__Data records__.
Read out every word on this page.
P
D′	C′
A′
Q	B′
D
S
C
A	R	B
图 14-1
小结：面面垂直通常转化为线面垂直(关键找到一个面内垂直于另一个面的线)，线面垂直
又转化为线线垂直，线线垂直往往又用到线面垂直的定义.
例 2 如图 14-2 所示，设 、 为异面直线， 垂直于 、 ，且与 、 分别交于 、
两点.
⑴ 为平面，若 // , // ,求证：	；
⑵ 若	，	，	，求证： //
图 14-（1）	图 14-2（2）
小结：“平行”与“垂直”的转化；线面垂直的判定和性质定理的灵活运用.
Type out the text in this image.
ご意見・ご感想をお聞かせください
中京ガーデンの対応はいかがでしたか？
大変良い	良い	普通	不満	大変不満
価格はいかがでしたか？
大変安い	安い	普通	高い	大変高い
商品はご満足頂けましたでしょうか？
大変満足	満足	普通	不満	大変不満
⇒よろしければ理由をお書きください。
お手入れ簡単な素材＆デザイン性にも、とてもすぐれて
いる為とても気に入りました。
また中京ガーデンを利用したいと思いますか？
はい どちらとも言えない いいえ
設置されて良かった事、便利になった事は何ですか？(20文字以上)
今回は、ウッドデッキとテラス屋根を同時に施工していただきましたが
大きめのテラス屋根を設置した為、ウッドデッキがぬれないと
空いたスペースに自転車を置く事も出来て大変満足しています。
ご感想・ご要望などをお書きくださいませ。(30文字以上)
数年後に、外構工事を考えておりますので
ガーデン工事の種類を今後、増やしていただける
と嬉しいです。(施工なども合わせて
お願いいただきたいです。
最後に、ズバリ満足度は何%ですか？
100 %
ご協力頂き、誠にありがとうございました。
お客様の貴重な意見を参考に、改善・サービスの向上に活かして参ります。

__Exercise task__. Each line of the material above must be retyped precisely.

__Written solution__.
Read out every word on this page.
P
D′	C′
A′
Q	B′
D
S
C
A	R	B
图 14-1
小结：面面垂直通常转化为线面垂直(关键找到一个面内垂直于另一个面的线)，线面垂直
又转化为线线垂直，线线垂直往往又用到线面垂直的定义.
例 2 如图 14-2 所示，设 、 为异面直线， 垂直于 、 ，且与 、 分别交于 、
两点.
⑴ 为平面，若 // , // ,求证：	；
⑵ 若	，	，	，求证： //
图 14-（1）	图 14-2（2）
小结：“平行”与“垂直”的转化；线面垂直的判定和性质定理的灵活运用.
Type out the text in this image.
ご意見・ご感想をお聞かせください
中京ガーデンの対応はいかがでしたか？
大変良い	良い	普通	不満	大変不満
価格はいかがでしたか？
大変安い	安い	普通	高い	大変高い
商品はご満足頂けましたでしょうか？
大変満足	満足	普通	不満	大変不満
⇒よろしければ理由をお書きください。
お手入れ簡単な素材＆デザイン性にも、とてもすぐれて
いる為とても気に入りました。
また中京ガーデンを利用したいと思いますか？
はい どちらとも言えない いいえ
設置されて良かった事、便利になった事は何ですか？(20文字以上)
今回は、ウッドデッキとテラス屋根を同時に施工していただきましたが
大きめのテラス屋根を設置した為、ウッドデッキがぬれないと
空いたスペースに自転車を置く事も出来て大変満足しています。
ご感想・ご要望などをお書きくださいませ。(30文字以上)
数年後に、外構工事を考えておりますので
ガーデン工事の種類を今後、増やしていただける
と嬉しいです。(施工なども合わせて
お願いいただきたいです。
最後に、ズバリ満足度は何%ですか？
100 %
ご協力頂き、誠にありがとうございました。
お客様の貴重な意見を参考に、改善・サービスの向上に活かして参ります。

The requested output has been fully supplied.